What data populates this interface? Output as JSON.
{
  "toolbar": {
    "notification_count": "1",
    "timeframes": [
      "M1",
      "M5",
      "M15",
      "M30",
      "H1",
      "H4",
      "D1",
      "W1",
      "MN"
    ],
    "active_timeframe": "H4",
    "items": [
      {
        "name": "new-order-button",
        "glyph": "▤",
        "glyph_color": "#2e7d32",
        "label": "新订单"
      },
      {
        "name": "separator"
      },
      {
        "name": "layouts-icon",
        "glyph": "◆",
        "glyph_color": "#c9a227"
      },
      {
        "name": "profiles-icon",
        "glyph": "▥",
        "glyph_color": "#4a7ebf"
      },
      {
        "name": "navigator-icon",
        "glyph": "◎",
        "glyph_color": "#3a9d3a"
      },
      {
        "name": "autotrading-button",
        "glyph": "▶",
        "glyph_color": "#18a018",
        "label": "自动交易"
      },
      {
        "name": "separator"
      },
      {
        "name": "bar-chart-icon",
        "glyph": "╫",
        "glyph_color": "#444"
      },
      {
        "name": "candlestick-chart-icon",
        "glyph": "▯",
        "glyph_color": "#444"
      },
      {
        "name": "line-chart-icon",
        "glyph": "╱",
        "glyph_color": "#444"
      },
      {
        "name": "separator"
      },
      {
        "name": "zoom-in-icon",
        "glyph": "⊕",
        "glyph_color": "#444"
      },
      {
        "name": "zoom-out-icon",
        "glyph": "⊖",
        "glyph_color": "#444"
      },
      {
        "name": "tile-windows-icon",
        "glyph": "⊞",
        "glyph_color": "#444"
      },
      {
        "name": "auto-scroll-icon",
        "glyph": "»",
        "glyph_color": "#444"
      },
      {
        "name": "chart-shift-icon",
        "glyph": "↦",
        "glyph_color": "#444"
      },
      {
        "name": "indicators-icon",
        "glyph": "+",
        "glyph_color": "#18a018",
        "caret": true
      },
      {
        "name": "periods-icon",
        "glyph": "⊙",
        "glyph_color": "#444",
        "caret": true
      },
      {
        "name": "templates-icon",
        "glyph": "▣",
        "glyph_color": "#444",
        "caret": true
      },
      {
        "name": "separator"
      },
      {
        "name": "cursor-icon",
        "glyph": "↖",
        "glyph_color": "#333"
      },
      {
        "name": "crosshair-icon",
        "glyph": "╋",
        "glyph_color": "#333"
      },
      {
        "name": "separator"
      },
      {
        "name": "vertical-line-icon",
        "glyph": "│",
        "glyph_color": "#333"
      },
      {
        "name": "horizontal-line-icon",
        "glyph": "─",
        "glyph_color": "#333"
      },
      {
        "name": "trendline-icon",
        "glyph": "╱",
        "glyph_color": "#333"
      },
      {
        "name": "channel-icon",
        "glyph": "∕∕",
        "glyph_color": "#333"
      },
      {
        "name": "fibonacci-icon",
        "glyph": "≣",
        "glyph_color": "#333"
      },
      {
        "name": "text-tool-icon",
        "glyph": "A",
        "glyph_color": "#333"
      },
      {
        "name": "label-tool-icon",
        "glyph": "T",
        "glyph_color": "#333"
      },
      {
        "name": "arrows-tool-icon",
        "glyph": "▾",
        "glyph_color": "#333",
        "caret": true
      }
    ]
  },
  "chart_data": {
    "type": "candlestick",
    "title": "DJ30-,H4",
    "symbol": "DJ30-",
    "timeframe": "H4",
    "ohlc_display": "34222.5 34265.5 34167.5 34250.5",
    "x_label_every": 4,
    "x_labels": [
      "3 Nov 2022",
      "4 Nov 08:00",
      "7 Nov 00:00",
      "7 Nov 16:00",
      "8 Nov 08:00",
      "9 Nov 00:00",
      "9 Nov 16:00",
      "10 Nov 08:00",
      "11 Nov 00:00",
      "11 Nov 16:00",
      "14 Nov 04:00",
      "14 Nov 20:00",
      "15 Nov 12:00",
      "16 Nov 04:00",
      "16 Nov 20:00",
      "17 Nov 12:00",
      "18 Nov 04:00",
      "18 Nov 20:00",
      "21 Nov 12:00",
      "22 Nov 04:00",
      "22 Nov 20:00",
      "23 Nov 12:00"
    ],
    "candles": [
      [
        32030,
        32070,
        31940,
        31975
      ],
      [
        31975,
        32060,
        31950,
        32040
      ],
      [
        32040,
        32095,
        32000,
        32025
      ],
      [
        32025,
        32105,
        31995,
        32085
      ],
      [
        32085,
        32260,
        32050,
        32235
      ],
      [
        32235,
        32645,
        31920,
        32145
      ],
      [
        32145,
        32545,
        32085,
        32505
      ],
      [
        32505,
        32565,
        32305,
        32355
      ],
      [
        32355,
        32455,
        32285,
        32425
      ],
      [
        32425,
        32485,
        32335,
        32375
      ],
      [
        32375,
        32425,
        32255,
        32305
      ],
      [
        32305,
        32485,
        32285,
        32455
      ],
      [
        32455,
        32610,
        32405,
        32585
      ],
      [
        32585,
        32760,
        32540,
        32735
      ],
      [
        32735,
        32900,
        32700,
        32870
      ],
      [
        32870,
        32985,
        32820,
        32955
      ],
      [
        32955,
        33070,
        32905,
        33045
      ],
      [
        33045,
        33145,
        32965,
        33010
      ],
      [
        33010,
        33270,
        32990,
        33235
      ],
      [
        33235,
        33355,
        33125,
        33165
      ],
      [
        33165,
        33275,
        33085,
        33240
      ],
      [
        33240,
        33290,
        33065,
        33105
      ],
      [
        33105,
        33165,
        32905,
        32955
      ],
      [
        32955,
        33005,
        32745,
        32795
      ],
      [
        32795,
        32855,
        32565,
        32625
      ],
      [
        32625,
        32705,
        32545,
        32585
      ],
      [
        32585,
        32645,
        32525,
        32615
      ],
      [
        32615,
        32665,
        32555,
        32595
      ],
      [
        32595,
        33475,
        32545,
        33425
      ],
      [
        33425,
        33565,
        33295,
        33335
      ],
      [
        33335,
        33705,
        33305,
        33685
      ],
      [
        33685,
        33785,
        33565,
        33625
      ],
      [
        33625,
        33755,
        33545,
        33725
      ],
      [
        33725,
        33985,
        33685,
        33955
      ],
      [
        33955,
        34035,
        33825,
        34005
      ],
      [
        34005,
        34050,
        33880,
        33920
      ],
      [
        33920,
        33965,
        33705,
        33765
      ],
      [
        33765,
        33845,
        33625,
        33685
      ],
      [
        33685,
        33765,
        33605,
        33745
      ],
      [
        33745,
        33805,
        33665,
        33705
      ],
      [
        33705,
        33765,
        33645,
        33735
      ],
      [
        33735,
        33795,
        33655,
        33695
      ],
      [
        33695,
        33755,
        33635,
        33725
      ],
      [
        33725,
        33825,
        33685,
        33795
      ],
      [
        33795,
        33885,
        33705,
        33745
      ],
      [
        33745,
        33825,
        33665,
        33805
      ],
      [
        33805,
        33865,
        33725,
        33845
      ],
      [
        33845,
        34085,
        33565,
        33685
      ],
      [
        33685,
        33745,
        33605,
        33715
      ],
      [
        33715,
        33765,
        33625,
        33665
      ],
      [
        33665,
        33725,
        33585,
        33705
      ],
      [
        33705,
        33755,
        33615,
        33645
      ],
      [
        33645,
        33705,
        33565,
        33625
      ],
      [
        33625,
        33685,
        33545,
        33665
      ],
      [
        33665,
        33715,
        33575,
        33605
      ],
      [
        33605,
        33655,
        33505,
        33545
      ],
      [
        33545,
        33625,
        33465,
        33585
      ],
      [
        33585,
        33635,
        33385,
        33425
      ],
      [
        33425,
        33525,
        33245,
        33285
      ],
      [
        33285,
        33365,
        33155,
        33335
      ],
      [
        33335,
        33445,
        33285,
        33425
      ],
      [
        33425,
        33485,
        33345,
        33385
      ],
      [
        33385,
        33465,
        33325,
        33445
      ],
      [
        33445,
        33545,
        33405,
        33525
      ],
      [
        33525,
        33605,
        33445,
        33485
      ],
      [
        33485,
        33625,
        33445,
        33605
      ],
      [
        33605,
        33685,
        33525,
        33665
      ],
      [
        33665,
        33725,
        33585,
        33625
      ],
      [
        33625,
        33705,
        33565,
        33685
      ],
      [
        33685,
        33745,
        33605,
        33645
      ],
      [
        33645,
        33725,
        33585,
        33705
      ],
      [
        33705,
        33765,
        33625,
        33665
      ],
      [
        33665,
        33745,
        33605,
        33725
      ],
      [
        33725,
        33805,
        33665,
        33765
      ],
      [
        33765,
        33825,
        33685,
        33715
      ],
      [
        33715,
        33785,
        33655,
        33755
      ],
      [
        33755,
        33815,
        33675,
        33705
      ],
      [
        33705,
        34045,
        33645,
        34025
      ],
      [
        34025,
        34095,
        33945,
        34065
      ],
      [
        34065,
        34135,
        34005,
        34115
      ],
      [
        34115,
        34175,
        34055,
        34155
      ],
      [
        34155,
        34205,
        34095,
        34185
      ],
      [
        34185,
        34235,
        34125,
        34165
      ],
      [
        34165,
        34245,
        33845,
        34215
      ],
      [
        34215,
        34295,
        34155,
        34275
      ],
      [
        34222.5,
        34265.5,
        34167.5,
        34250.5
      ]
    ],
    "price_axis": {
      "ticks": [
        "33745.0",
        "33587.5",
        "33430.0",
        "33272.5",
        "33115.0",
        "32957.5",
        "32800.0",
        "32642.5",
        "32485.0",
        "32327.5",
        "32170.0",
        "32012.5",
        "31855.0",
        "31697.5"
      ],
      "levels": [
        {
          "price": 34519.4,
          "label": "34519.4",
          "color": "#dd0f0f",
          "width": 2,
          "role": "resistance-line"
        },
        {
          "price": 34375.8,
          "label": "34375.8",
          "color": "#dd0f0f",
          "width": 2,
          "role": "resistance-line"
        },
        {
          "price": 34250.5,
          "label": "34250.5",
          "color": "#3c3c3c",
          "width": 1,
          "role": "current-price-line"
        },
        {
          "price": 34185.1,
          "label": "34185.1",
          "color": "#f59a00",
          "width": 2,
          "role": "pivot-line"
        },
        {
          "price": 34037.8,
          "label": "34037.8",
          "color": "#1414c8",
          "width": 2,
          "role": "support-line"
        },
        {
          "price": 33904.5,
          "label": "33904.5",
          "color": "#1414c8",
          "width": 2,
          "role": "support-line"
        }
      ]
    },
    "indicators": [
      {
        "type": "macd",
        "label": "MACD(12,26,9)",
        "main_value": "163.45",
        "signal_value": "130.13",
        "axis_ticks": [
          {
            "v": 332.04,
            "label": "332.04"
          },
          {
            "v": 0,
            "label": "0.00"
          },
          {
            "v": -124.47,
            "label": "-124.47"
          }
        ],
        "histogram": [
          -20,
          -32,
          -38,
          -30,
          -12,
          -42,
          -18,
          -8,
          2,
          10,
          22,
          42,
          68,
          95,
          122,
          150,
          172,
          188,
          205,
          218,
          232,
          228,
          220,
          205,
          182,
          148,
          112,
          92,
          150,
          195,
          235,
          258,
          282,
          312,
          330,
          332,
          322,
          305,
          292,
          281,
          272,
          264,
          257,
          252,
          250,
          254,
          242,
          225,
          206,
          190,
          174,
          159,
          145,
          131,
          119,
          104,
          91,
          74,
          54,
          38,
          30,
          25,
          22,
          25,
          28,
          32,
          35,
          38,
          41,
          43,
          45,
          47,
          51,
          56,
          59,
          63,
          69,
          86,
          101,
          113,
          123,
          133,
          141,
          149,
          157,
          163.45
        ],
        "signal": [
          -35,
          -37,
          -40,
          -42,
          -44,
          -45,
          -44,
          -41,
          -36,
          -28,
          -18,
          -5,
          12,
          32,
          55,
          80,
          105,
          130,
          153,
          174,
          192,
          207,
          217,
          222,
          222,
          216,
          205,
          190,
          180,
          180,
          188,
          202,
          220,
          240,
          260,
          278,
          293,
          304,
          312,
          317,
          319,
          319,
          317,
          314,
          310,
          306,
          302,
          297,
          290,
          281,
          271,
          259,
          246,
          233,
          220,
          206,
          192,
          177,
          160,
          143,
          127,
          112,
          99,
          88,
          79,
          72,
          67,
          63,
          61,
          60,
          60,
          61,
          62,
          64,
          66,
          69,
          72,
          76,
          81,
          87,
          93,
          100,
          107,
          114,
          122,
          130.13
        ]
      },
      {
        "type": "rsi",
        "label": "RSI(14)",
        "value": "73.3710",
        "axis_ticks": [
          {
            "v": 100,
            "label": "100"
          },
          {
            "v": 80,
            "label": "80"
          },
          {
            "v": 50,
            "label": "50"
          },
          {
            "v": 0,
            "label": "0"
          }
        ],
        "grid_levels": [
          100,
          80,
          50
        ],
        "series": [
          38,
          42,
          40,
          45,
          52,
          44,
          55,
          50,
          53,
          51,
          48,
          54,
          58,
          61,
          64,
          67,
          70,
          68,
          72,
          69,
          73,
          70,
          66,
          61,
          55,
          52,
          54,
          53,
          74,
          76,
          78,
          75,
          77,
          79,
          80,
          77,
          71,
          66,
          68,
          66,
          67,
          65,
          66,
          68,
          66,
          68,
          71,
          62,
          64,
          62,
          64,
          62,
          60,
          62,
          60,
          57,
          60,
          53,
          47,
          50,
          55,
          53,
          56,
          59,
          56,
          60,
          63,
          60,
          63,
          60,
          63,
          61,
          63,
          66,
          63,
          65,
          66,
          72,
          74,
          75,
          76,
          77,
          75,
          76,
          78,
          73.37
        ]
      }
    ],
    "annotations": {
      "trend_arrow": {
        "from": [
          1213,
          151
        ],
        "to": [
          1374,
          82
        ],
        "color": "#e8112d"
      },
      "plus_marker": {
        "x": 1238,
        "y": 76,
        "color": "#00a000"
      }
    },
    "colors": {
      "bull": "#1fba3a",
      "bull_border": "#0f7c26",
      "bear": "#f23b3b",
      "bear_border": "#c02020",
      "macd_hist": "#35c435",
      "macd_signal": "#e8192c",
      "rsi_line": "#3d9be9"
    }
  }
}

#### EXERCISE DIRECTIONS
Your answer should be a single number: the count of lines in the data that include the word "button".

#### THE COMPLETED TASK
2